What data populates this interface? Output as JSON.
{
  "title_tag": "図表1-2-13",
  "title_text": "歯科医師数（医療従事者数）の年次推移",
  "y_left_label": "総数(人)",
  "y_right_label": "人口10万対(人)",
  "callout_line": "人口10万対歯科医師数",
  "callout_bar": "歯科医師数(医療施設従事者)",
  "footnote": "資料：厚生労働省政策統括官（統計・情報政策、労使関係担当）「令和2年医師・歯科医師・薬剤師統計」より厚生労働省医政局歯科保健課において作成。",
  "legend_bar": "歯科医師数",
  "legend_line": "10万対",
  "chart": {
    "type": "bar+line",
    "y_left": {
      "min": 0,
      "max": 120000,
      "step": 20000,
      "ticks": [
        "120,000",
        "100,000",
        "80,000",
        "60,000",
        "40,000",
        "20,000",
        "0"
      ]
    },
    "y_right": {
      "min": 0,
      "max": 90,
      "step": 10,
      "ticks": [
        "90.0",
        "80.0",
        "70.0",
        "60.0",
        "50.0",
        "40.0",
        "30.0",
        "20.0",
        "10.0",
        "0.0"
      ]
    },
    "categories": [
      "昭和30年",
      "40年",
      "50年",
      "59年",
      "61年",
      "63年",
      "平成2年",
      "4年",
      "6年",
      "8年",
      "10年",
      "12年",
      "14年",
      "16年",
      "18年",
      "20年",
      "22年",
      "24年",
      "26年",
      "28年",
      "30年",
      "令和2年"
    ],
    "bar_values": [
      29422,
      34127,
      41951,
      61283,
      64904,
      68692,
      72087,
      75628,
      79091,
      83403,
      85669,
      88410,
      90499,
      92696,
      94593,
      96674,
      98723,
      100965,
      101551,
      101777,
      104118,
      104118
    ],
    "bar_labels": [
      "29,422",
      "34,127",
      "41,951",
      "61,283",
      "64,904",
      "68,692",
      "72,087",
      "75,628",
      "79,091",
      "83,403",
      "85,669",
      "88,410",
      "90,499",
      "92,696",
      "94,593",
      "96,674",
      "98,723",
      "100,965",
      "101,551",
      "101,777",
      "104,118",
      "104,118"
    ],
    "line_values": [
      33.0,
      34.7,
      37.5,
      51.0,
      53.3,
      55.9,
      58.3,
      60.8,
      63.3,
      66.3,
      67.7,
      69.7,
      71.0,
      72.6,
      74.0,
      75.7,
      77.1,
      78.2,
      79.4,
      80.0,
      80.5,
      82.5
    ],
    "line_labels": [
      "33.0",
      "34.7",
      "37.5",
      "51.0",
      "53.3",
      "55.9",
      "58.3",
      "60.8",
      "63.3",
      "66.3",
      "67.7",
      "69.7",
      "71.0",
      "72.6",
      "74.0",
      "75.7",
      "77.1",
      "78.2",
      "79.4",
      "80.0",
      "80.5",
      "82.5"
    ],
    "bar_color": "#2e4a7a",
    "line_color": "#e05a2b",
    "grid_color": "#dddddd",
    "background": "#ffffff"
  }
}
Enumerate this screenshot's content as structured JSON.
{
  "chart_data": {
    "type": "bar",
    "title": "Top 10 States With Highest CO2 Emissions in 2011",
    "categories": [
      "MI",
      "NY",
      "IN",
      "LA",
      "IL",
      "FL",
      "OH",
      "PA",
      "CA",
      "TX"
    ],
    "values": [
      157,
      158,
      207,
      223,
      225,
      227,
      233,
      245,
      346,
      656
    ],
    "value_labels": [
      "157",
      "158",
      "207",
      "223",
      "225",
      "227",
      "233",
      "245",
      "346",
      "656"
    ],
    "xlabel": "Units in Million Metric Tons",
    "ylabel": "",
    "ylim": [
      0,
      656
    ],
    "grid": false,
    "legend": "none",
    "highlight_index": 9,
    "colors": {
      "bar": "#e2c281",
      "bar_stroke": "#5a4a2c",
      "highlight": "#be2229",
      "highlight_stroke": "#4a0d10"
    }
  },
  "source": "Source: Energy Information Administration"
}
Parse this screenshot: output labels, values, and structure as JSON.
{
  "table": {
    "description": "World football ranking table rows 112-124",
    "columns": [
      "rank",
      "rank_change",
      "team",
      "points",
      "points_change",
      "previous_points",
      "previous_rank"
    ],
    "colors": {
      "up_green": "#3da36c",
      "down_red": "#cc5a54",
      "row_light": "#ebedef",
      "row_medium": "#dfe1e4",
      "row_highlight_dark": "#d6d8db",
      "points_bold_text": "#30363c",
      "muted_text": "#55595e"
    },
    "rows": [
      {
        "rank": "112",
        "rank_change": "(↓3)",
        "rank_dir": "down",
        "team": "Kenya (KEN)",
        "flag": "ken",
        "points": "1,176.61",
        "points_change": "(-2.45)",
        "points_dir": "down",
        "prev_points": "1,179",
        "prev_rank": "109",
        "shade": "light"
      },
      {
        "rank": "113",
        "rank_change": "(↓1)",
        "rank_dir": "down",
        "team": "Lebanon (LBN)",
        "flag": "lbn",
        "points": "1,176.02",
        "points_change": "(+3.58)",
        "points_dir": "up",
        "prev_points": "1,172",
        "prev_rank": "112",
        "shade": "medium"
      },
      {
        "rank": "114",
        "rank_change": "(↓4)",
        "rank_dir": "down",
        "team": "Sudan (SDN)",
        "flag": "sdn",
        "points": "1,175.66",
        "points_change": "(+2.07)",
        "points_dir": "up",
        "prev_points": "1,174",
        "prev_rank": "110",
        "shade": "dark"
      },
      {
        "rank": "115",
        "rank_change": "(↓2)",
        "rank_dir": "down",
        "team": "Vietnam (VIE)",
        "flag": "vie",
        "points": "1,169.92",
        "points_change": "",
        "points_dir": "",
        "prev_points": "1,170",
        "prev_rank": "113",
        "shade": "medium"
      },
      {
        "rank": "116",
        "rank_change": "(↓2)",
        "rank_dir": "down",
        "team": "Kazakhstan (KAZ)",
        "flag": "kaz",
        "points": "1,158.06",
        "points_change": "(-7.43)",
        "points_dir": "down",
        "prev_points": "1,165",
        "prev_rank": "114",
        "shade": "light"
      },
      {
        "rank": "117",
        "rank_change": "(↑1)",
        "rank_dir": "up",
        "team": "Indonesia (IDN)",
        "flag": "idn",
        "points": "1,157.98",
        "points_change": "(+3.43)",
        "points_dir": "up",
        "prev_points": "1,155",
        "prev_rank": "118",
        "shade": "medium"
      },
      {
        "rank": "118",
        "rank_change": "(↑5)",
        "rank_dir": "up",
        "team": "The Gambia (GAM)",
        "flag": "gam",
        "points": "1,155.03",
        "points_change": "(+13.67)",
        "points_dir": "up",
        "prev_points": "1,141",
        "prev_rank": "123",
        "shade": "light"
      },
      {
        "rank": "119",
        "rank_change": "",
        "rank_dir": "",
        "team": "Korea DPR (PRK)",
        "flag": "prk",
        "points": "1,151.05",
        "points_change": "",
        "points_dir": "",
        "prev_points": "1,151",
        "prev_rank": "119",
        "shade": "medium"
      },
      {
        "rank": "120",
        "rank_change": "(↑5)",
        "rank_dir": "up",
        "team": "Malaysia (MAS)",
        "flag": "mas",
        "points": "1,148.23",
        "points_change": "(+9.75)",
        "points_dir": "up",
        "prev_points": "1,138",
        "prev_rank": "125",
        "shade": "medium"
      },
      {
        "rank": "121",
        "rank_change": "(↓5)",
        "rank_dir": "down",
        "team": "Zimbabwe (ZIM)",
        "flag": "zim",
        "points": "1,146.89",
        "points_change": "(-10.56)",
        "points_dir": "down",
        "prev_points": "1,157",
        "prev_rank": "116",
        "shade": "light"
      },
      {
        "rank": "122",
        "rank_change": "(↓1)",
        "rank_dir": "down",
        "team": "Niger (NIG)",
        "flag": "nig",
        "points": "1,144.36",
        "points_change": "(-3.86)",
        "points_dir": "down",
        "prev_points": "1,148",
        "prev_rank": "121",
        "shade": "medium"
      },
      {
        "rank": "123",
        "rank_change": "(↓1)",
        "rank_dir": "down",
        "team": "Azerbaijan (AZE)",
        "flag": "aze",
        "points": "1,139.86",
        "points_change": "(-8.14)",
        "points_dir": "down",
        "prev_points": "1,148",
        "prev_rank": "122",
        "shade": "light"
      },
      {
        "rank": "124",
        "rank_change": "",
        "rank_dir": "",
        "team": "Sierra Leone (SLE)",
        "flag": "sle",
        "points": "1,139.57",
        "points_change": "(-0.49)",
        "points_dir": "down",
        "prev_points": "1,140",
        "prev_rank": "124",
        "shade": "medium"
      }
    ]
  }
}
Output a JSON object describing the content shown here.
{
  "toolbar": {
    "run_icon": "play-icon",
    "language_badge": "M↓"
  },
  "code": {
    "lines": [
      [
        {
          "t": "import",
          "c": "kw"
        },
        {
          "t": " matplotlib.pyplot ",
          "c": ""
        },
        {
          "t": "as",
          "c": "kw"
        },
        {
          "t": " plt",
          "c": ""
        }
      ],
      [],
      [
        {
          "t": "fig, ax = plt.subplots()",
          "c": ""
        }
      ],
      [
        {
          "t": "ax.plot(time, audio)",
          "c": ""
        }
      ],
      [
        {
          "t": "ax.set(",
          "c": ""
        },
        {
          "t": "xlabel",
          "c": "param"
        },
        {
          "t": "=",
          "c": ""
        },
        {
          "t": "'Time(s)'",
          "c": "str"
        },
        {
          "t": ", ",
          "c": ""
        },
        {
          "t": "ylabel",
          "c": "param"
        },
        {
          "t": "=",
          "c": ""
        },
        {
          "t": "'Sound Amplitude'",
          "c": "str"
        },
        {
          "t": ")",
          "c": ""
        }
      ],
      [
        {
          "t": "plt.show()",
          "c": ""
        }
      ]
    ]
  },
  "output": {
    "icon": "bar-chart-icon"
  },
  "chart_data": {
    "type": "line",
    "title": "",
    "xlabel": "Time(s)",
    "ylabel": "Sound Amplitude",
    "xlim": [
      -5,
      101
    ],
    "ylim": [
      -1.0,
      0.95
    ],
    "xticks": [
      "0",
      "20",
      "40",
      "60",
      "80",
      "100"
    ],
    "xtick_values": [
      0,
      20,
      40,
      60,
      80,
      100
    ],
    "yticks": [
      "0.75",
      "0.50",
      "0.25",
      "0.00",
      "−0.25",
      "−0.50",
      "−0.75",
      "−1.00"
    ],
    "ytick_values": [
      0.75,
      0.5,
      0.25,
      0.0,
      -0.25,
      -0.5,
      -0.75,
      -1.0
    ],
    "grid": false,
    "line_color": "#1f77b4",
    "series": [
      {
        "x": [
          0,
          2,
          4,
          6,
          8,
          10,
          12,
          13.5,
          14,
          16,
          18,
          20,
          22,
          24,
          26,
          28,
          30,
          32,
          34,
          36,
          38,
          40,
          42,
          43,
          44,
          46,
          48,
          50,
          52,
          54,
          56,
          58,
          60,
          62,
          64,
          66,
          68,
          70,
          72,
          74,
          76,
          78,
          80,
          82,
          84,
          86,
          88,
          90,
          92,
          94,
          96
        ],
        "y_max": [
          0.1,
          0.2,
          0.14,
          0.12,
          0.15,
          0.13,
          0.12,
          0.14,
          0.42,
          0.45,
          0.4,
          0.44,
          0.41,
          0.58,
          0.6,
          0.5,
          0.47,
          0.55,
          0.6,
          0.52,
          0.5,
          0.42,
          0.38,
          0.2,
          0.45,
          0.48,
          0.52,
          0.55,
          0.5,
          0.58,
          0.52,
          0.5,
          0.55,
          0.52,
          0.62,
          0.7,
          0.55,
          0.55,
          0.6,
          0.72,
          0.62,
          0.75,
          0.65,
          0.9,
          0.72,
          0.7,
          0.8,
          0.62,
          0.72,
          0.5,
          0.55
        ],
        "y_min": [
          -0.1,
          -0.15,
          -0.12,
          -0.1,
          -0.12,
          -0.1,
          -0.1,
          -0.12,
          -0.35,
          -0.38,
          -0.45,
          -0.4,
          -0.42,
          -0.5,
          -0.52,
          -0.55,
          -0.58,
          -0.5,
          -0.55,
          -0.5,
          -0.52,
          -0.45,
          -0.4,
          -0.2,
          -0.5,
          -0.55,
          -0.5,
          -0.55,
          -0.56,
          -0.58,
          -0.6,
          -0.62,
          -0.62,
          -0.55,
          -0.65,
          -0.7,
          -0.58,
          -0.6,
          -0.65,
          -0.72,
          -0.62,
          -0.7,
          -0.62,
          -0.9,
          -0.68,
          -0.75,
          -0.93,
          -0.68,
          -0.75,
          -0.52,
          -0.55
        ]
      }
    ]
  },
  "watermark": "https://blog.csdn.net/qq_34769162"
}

### DIRECTIONS FOR THIS TASK
Go through the material and copy out every line with "content" in it.

### OUTPUT BELOW
Enumerate this screenshot's content as structured JSON.
Output a JSON object describing the content shown here.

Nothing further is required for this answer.